(Box annotation data)

********************

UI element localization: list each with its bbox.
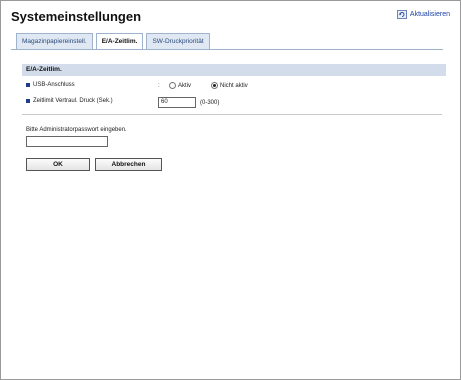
settings-panel: Systemeinstellungen Aktualisieren Magazi… (0, 0, 461, 380)
ok-button[interactable]: OK (26, 158, 90, 171)
page-title: Systemeinstellungen (11, 9, 142, 24)
usb-option-aktiv-label: Aktiv (178, 82, 192, 89)
divider (22, 114, 442, 115)
usb-colon: : (158, 83, 160, 89)
usb-option-nicht-aktiv-label: Nicht aktiv (220, 82, 248, 89)
timeout-row: Zeitlimit Vertraul. Druck (Sek.) (26, 98, 113, 104)
usb-option-nicht-aktiv[interactable]: Nicht aktiv (211, 82, 248, 89)
timeout-label: Zeitlimit Vertraul. Druck (Sek.) (33, 98, 113, 104)
usb-option-aktiv[interactable]: Aktiv (169, 82, 191, 89)
password-input[interactable] (26, 136, 108, 147)
radio-on-icon (211, 82, 219, 89)
bullet-icon (26, 83, 30, 87)
cancel-button[interactable]: Abbrechen (95, 158, 162, 171)
refresh-link[interactable]: Aktualisieren (397, 10, 450, 19)
usb-row: USB-Anschluss (26, 82, 75, 88)
tab-magazinpapier[interactable]: Magazinpapiereinstell. (16, 33, 93, 50)
tab-ea-zeitlim[interactable]: E/A-Zeitlim. (95, 33, 144, 50)
radio-off-icon (169, 82, 176, 89)
refresh-label: Aktualisieren (409, 11, 450, 18)
tab-bar: Magazinpapiereinstell. E/A-Zeitlim. SW-D… (16, 33, 210, 50)
refresh-icon (397, 10, 407, 19)
section-header: E/A-Zeitlim. (22, 64, 446, 76)
timeout-range: (0-300) (200, 99, 220, 106)
tab-sw-druckprioritaet[interactable]: SW-Druckpriorität (146, 33, 210, 50)
usb-options: Aktiv Nicht aktiv (169, 82, 262, 89)
usb-label: USB-Anschluss (33, 82, 75, 88)
tab-underline (11, 49, 443, 50)
bullet-icon (26, 99, 30, 103)
password-prompt: Bitte Administratorpasswort eingeben. (26, 127, 127, 133)
timeout-field-row: 60 (0-300) (158, 97, 219, 108)
timeout-input[interactable]: 60 (158, 97, 196, 108)
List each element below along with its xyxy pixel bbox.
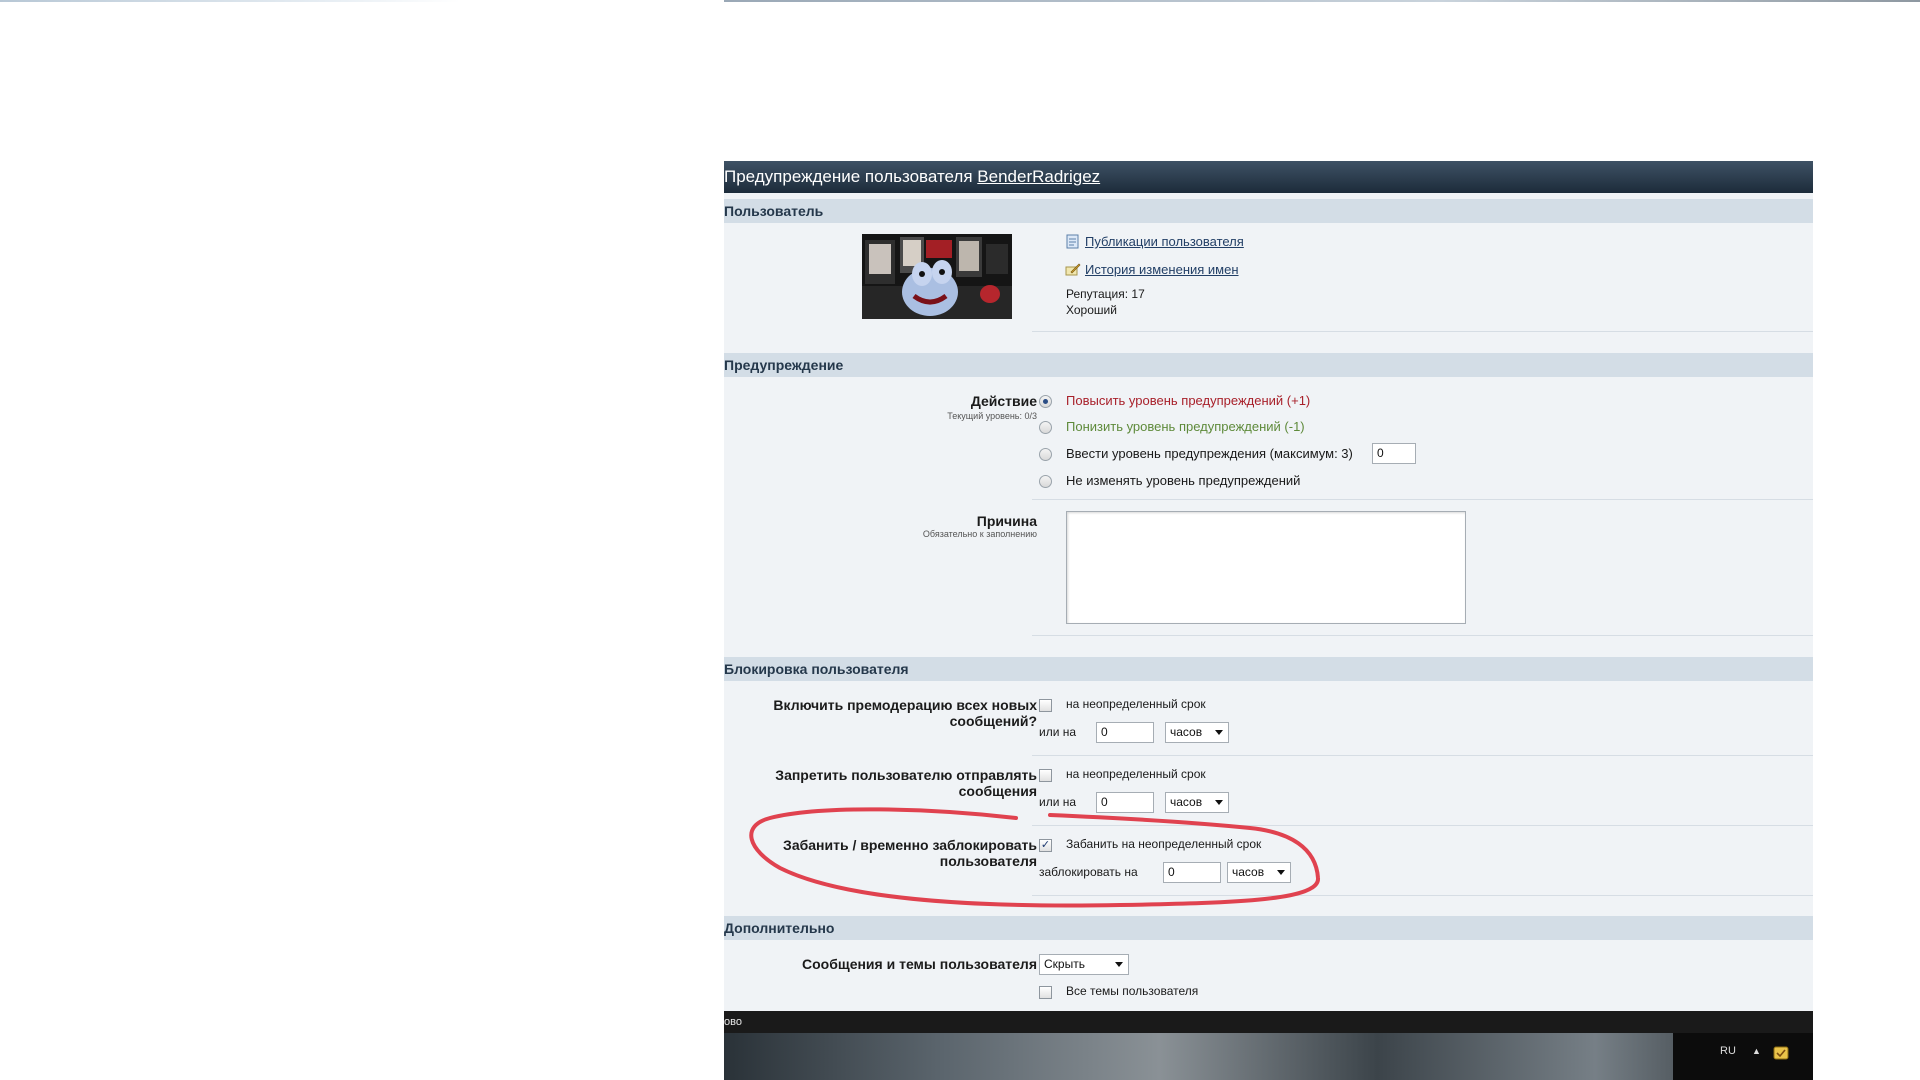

********************

• Written task:
Give every line of the material above as a Markdown table with the columns "No." and "Line", numbering the rows in order and skipping blank lines. Leave the pictures out.

• The completed task:
| No. | Line |
|---|---|
| 1 | UI element localization: list each with its bbox. |
| 2 | settings-panel: Systemeinstellungen Aktualisieren Magazi… (0, 0, 461, 380) |
| 3 | ok-button[interactable]: OK (26, 158, 90, 171) |
| 4 | page-title: Systemeinstellungen (11, 9, 142, 24) |
| 5 | usb-option-aktiv-label: Aktiv (178, 82, 192, 89) |
| 6 | divider (22, 114, 442, 115) |
| 7 | usb-colon: : (158, 83, 160, 89) |
| 8 | usb-option-nicht-aktiv-label: Nicht aktiv (220, 82, 248, 89) |
| 9 | timeout-row: Zeitlimit Vertraul. Druck (Sek.) (26, 98, 113, 104) |
| 10 | usb-option-nicht-aktiv[interactable]: Nicht aktiv (211, 82, 248, 89) |
| 11 | timeout-label: Zeitlimit Vertraul. Druck (Sek.) (33, 98, 113, 104) |
| 12 | usb-option-aktiv[interactable]: Aktiv (169, 82, 191, 89) |
| 13 | password-input[interactable] (26, 136, 108, 147) |
| 14 | radio-on-icon (211, 82, 219, 89) |
| 15 | bullet-icon (26, 83, 30, 87) |
| 16 | cancel-button[interactable]: Abbrechen (95, 158, 162, 171) |
| 17 | refresh-link[interactable]: Aktualisieren (397, 10, 450, 19) |
| 18 | usb-row: USB-Anschluss (26, 82, 75, 88) |
| 19 | tab-magazinpapier[interactable]: Magazinpapiereinstell. (16, 33, 93, 50) |
| 20 | tab-ea-zeitlim[interactable]: E/A-Zeitlim. (95, 33, 144, 50) |
| 21 | radio-off-icon (169, 82, 176, 89) |
| 22 | refresh-label: Aktualisieren (409, 11, 450, 18) |
| 23 | tab-bar: Magazinpapiereinstell. E/A-Zeitlim. SW-D… (16, 33, 210, 50) |
| 24 | refresh-icon (397, 10, 407, 19) |
| 25 | section-header: E/A-Zeitlim. (22, 64, 446, 76) |
| 26 | timeout-range: (0-300) (200, 99, 220, 106) |
| 27 | tab-sw-druckprioritaet[interactable]: SW-Druckpriorität (146, 33, 210, 50) |
| 28 | usb-options: Aktiv Nicht aktiv (169, 82, 262, 89) |
| 29 | usb-label: USB-Anschluss (33, 82, 75, 88) |
| 30 | tab-underline (11, 49, 443, 50) |
| 31 | bullet-icon (26, 99, 30, 103) |
| 32 | password-prompt: Bitte Administratorpasswort eingeben. (26, 127, 127, 133) |
| 33 | timeout-field-row: 60 (0-300) (158, 97, 219, 108) |
| 34 | timeout-input[interactable]: 60 (158, 97, 196, 108) |
| 35 | List each element below along with its xyxy pixel bbox. |